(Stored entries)
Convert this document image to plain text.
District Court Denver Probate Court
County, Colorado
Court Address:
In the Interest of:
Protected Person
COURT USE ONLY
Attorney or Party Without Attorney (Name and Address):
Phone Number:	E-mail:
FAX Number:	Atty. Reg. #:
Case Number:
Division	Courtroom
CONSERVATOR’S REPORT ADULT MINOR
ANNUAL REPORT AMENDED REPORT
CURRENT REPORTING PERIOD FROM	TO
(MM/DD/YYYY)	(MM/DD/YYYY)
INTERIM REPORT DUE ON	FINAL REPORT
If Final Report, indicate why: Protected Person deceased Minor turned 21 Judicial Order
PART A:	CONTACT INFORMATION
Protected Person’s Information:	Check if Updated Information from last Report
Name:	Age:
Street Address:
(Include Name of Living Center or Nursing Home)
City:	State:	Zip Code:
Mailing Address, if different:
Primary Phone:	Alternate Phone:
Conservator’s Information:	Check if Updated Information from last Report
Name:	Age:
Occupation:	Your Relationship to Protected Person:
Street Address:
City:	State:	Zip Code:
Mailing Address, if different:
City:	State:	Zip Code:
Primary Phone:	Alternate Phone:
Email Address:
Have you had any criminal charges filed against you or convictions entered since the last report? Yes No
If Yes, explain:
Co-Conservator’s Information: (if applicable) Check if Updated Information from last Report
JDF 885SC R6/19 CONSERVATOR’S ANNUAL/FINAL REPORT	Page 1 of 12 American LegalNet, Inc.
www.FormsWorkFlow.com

## WHAT IS NEEDED
Reproduce the data in its entirety, matching each character.

## THE REPLY
Convert this document image to plain text.
District Court Denver Probate Court
County, Colorado
Court Address:
In the Interest of:
Protected Person
COURT USE ONLY
Attorney or Party Without Attorney (Name and Address):
Phone Number:	E-mail:
FAX Number:	Atty. Reg. #:
Case Number:
Division	Courtroom
CONSERVATOR’S REPORT ADULT MINOR
ANNUAL REPORT AMENDED REPORT
CURRENT REPORTING PERIOD FROM	TO
(MM/DD/YYYY)	(MM/DD/YYYY)
INTERIM REPORT DUE ON	FINAL REPORT
If Final Report, indicate why: Protected Person deceased Minor turned 21 Judicial Order
PART A:	CONTACT INFORMATION
Protected Person’s Information:	Check if Updated Information from last Report
Name:	Age:
Street Address:
(Include Name of Living Center or Nursing Home)
City:	State:	Zip Code:
Mailing Address, if different:
Primary Phone:	Alternate Phone:
Conservator’s Information:	Check if Updated Information from last Report
Name:	Age:
Occupation:	Your Relationship to Protected Person:
Street Address:
City:	State:	Zip Code:
Mailing Address, if different:
City:	State:	Zip Code:
Primary Phone:	Alternate Phone:
Email Address:
Have you had any criminal charges filed against you or convictions entered since the last report? Yes No
If Yes, explain:
Co-Conservator’s Information: (if applicable) Check if Updated Information from last Report
JDF 885SC R6/19 CONSERVATOR’S ANNUAL/FINAL REPORT	Page 1 of 12 American LegalNet, Inc.
www.FormsWorkFlow.com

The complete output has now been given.